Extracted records
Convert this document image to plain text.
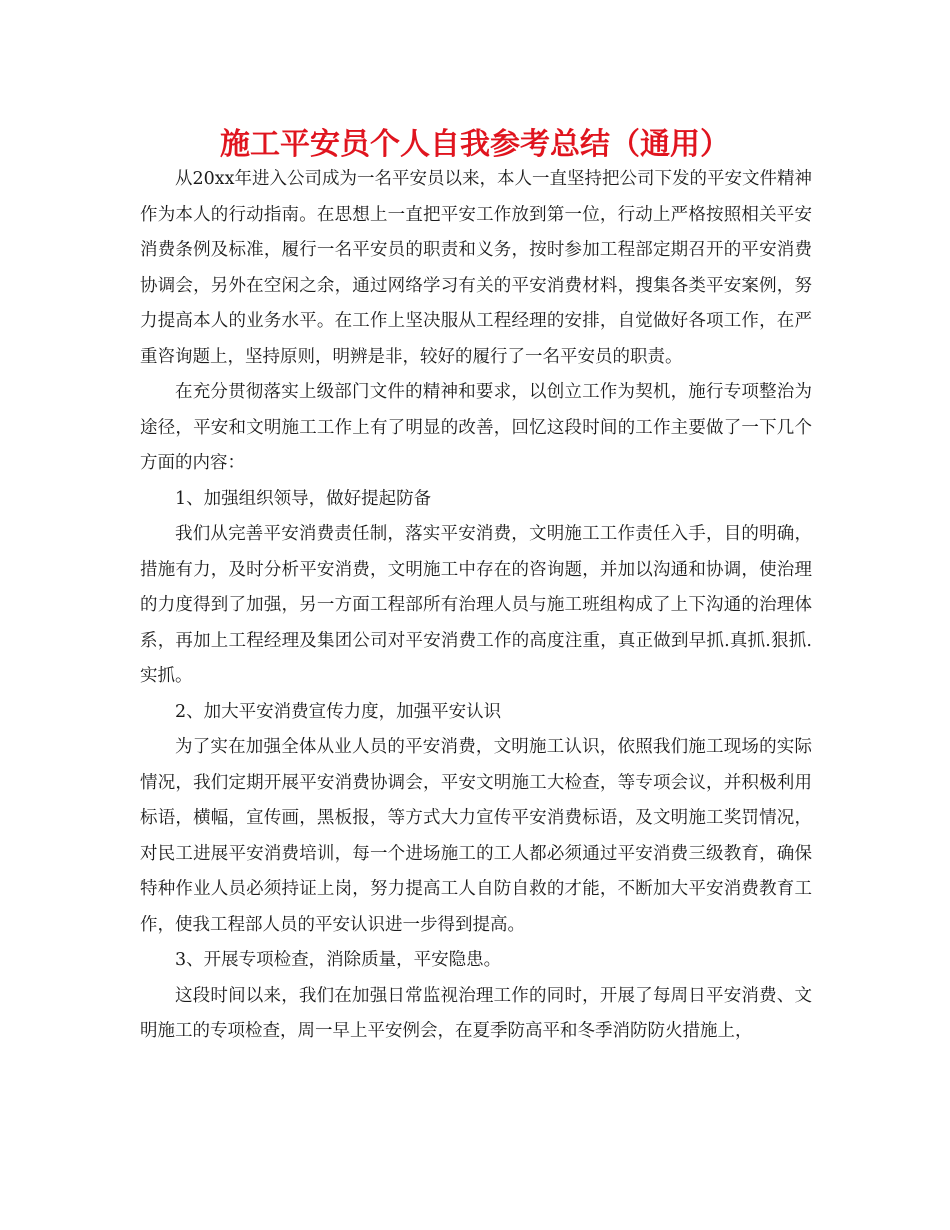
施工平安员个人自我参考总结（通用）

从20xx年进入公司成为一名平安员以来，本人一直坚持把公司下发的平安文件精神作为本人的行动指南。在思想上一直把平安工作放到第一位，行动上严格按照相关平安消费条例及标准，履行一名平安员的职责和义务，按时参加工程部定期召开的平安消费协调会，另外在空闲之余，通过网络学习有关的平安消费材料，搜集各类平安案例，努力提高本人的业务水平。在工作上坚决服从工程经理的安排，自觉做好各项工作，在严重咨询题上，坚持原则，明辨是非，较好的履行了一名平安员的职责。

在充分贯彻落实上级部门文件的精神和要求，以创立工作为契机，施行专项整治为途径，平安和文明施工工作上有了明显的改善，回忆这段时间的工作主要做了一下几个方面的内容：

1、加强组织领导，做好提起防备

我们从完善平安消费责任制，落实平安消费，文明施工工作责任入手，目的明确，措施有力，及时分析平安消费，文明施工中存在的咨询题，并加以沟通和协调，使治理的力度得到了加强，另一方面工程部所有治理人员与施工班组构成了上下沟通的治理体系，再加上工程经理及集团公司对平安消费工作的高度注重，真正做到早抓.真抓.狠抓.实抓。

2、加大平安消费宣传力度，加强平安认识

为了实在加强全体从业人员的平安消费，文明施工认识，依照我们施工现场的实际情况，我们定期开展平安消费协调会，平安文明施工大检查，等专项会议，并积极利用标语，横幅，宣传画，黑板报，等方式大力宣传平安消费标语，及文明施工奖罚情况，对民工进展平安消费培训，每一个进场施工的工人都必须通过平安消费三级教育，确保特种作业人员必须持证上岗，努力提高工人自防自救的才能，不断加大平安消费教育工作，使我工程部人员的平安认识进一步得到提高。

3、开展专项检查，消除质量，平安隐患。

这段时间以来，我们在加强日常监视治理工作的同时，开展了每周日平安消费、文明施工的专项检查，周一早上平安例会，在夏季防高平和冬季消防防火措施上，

* * *

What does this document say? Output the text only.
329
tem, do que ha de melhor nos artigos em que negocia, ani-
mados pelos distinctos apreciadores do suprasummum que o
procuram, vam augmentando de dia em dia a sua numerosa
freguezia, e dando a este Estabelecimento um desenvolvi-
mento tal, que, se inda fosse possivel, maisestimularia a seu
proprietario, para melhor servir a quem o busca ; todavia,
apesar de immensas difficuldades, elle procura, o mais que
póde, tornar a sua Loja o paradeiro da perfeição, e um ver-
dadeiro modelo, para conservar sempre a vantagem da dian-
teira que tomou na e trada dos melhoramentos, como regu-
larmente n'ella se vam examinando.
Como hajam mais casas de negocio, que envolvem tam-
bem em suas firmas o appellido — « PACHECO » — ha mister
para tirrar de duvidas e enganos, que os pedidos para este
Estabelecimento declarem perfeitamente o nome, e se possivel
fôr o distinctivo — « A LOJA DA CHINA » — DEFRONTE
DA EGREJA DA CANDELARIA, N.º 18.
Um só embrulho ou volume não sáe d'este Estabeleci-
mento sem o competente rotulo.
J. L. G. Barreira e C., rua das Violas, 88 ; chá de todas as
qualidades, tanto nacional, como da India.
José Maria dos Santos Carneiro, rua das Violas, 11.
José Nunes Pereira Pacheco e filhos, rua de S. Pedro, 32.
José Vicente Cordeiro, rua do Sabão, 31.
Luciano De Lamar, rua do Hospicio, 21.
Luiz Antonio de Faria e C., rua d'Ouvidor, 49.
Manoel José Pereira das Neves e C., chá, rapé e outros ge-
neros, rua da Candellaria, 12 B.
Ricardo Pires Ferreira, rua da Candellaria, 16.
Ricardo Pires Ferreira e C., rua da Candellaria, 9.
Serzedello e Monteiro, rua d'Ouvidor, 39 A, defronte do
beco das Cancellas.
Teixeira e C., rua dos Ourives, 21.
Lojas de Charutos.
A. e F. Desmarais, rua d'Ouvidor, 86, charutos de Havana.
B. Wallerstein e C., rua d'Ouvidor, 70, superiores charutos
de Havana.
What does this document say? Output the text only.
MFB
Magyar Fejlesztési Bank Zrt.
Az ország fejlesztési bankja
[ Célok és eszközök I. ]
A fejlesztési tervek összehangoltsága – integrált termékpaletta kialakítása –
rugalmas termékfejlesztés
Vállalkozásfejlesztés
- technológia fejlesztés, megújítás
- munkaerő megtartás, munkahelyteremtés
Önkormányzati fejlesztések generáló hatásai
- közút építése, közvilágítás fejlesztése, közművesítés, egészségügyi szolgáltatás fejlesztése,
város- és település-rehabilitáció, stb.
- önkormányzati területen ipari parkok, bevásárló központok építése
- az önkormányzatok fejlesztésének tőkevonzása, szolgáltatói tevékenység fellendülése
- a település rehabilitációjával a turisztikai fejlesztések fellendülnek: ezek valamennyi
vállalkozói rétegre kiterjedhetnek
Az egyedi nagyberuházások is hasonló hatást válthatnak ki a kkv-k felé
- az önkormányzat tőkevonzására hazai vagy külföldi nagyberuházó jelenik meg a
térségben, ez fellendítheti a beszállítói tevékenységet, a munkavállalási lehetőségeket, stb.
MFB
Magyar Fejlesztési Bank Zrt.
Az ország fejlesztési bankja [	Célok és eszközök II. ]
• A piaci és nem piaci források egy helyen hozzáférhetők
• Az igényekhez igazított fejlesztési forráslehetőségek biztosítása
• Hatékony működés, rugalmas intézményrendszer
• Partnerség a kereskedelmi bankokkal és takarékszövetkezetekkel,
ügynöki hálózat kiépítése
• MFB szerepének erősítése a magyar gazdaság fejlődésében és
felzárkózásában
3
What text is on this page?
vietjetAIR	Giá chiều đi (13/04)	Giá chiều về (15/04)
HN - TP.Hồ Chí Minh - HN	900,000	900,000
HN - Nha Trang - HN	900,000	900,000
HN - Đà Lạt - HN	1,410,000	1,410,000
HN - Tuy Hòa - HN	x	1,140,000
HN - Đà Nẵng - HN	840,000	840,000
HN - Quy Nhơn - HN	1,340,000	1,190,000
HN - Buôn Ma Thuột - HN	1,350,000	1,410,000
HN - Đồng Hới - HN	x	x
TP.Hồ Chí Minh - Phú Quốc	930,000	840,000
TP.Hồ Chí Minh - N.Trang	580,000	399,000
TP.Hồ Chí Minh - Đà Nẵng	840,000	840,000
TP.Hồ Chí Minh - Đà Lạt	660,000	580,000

• TASK GOAL:
A line counts if it holds the word "település". How many lines of the entries count? Give the number only.

• ANSWER TO THIS EXERCISE:
2